Dataset excerpt

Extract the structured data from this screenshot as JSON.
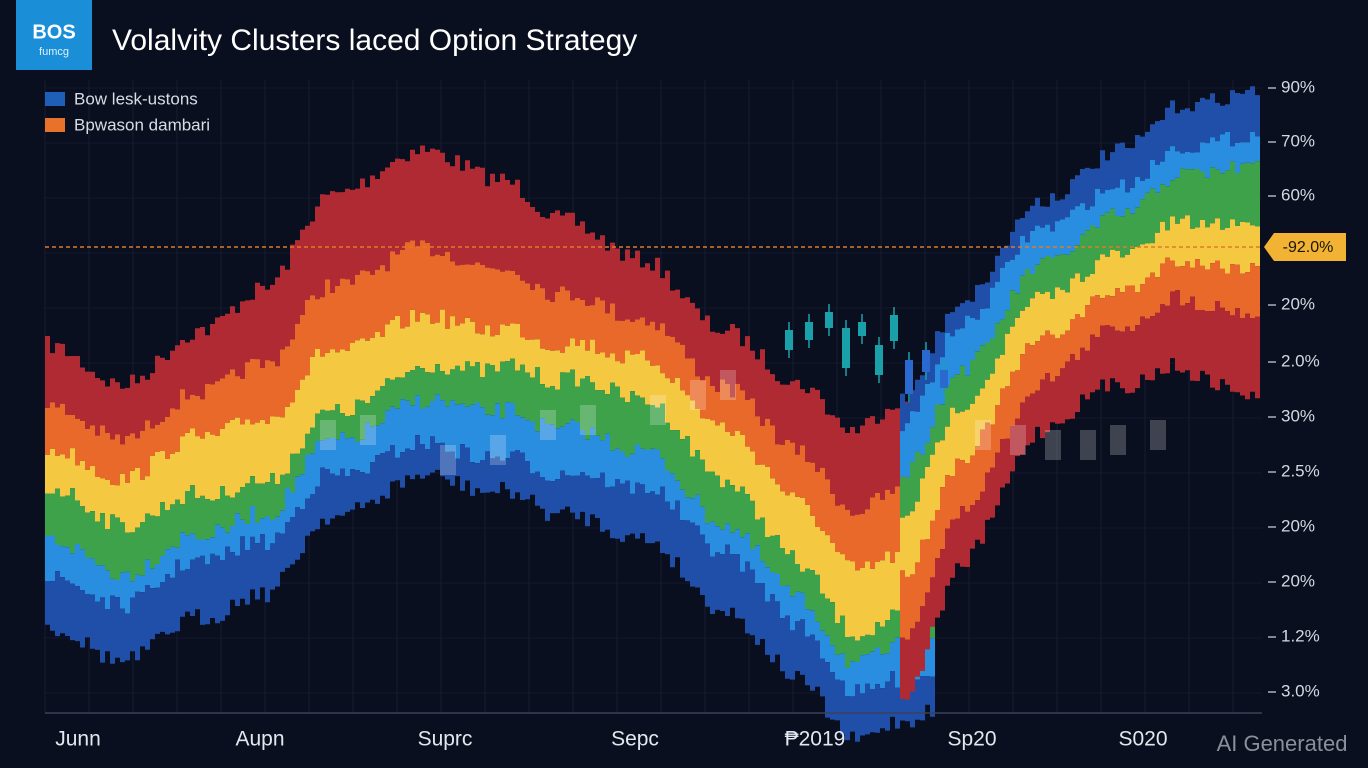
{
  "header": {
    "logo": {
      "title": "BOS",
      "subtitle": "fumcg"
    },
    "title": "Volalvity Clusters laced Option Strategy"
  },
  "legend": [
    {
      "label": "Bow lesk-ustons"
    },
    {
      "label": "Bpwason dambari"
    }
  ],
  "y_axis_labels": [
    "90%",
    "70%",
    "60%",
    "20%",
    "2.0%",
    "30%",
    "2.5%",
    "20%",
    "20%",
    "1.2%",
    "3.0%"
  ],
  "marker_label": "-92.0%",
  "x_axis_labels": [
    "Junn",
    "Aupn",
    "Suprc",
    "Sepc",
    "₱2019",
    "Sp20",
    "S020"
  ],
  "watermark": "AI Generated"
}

EXERCISE BRIEF:
Keep every word of the data as it is when you write it out, but drop the pictures.

ANSWER IN FULL:
Extract the structured data from this screenshot as JSON.
{
  "header": {
    "logo": {
      "title": "BOS",
      "subtitle": "fumcg"
    },
    "title": "Volalvity Clusters laced Option Strategy"
  },
  "legend": [
    {
      "label": "Bow lesk-ustons"
    },
    {
      "label": "Bpwason dambari"
    }
  ],
  "y_axis_labels": [
    "90%",
    "70%",
    "60%",
    "20%",
    "2.0%",
    "30%",
    "2.5%",
    "20%",
    "20%",
    "1.2%",
    "3.0%"
  ],
  "marker_label": "-92.0%",
  "x_axis_labels": [
    "Junn",
    "Aupn",
    "Suprc",
    "Sepc",
    "₱2019",
    "Sp20",
    "S020"
  ],
  "watermark": "AI Generated"
}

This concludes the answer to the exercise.